**Aim**. Say how many lines of these entries include the word "JSON", and answer with the number alone.

**Records provided**.
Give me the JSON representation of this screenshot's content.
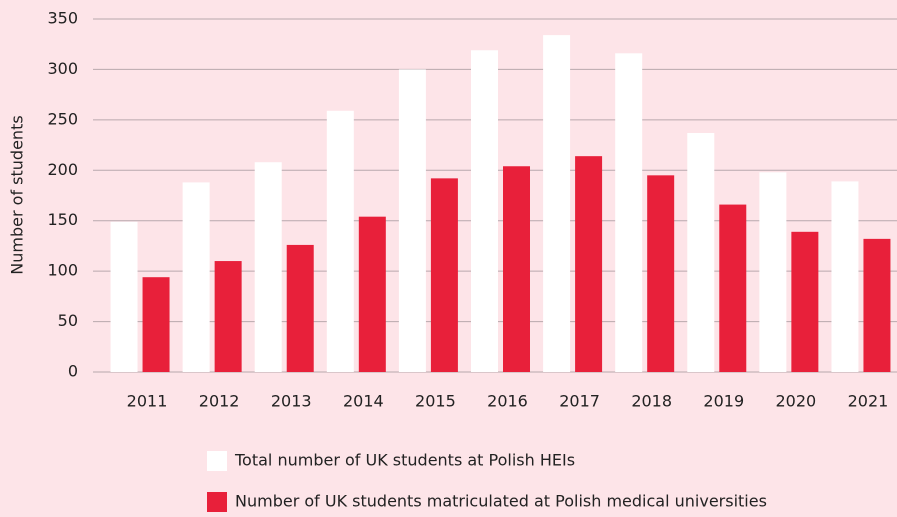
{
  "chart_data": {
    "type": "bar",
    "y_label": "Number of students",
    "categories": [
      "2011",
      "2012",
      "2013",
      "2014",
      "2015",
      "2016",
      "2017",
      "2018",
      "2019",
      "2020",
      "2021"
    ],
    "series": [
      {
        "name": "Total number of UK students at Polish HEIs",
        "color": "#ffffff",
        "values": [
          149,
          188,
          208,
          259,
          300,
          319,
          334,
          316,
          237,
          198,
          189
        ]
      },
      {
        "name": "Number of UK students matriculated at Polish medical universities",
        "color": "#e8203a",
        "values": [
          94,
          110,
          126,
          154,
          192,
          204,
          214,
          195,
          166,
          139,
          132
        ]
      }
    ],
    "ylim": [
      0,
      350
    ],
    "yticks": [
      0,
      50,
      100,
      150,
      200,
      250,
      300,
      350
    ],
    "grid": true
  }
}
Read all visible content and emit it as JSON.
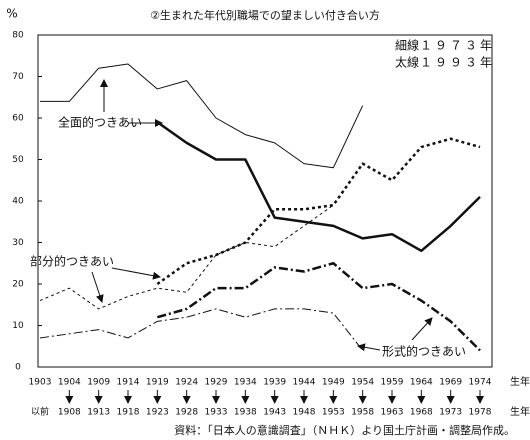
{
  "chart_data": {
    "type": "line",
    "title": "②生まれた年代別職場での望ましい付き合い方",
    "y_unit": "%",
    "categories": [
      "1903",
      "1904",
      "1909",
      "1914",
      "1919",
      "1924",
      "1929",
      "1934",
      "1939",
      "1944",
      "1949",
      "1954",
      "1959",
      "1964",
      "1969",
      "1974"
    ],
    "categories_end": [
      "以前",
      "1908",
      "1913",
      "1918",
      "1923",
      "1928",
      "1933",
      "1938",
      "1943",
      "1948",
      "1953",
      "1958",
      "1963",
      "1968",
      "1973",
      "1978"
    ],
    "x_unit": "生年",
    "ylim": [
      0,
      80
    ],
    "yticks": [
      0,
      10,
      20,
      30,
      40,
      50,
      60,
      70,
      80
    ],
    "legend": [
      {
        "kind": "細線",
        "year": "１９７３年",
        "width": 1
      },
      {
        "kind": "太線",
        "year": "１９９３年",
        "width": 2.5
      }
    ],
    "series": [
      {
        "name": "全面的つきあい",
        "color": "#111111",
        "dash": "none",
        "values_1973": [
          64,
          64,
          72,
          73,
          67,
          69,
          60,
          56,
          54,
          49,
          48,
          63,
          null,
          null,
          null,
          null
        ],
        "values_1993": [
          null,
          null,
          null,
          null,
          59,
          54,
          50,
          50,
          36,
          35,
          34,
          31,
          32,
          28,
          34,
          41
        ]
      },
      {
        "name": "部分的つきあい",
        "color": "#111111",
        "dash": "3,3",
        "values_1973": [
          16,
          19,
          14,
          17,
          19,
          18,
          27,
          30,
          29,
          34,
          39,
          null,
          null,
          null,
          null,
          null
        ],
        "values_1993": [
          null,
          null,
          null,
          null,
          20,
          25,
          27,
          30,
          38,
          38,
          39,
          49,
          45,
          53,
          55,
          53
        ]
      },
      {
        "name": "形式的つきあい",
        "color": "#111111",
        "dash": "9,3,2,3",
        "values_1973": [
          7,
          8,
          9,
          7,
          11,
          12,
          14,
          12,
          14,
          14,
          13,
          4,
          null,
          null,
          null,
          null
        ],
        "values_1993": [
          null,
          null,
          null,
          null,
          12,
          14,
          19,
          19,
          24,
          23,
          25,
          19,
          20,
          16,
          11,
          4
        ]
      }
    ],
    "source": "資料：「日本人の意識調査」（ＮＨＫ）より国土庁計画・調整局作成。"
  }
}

**Reply to the exercise**. 2